---------- Data provided
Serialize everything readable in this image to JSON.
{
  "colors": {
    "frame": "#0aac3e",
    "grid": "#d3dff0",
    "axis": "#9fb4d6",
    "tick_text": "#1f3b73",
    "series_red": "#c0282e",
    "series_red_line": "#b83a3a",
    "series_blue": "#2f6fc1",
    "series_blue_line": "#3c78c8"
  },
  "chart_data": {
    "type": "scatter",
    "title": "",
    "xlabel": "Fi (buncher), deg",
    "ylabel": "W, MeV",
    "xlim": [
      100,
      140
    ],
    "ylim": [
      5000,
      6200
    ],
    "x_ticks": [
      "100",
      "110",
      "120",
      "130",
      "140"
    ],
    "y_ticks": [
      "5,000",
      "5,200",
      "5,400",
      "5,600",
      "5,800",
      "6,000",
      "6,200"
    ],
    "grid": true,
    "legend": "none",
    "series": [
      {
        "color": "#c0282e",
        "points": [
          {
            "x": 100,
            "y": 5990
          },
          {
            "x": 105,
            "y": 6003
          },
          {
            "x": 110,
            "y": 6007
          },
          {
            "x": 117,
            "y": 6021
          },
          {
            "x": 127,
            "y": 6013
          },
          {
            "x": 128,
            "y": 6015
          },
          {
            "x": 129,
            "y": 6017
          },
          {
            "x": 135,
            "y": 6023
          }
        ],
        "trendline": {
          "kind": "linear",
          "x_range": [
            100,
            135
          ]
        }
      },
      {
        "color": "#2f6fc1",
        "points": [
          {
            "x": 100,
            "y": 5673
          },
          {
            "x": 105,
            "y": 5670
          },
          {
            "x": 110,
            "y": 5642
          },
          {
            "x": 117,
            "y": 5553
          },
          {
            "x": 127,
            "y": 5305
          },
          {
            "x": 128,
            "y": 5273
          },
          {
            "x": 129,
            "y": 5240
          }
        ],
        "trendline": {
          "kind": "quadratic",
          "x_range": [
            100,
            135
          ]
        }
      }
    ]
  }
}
--------------------
Objective: Copy all the records above exactly, missing none.

The output:
Serialize everything readable in this image to JSON.
{
  "colors": {
    "frame": "#0aac3e",
    "grid": "#d3dff0",
    "axis": "#9fb4d6",
    "tick_text": "#1f3b73",
    "series_red": "#c0282e",
    "series_red_line": "#b83a3a",
    "series_blue": "#2f6fc1",
    "series_blue_line": "#3c78c8"
  },
  "chart_data": {
    "type": "scatter",
    "title": "",
    "xlabel": "Fi (buncher), deg",
    "ylabel": "W, MeV",
    "xlim": [
      100,
      140
    ],
    "ylim": [
      5000,
      6200
    ],
    "x_ticks": [
      "100",
      "110",
      "120",
      "130",
      "140"
    ],
    "y_ticks": [
      "5,000",
      "5,200",
      "5,400",
      "5,600",
      "5,800",
      "6,000",
      "6,200"
    ],
    "grid": true,
    "legend": "none",
    "series": [
      {
        "color": "#c0282e",
        "points": [
          {
            "x": 100,
            "y": 5990
          },
          {
            "x": 105,
            "y": 6003
          },
          {
            "x": 110,
            "y": 6007
          },
          {
            "x": 117,
            "y": 6021
          },
          {
            "x": 127,
            "y": 6013
          },
          {
            "x": 128,
            "y": 6015
          },
          {
            "x": 129,
            "y": 6017
          },
          {
            "x": 135,
            "y": 6023
          }
        ],
        "trendline": {
          "kind": "linear",
          "x_range": [
            100,
            135
          ]
        }
      },
      {
        "color": "#2f6fc1",
        "points": [
          {
            "x": 100,
            "y": 5673
          },
          {
            "x": 105,
            "y": 5670
          },
          {
            "x": 110,
            "y": 5642
          },
          {
            "x": 117,
            "y": 5553
          },
          {
            "x": 127,
            "y": 5305
          },
          {
            "x": 128,
            "y": 5273
          },
          {
            "x": 129,
            "y": 5240
          }
        ],
        "trendline": {
          "kind": "quadratic",
          "x_range": [
            100,
            135
          ]
        }
      }
    ]
  }
}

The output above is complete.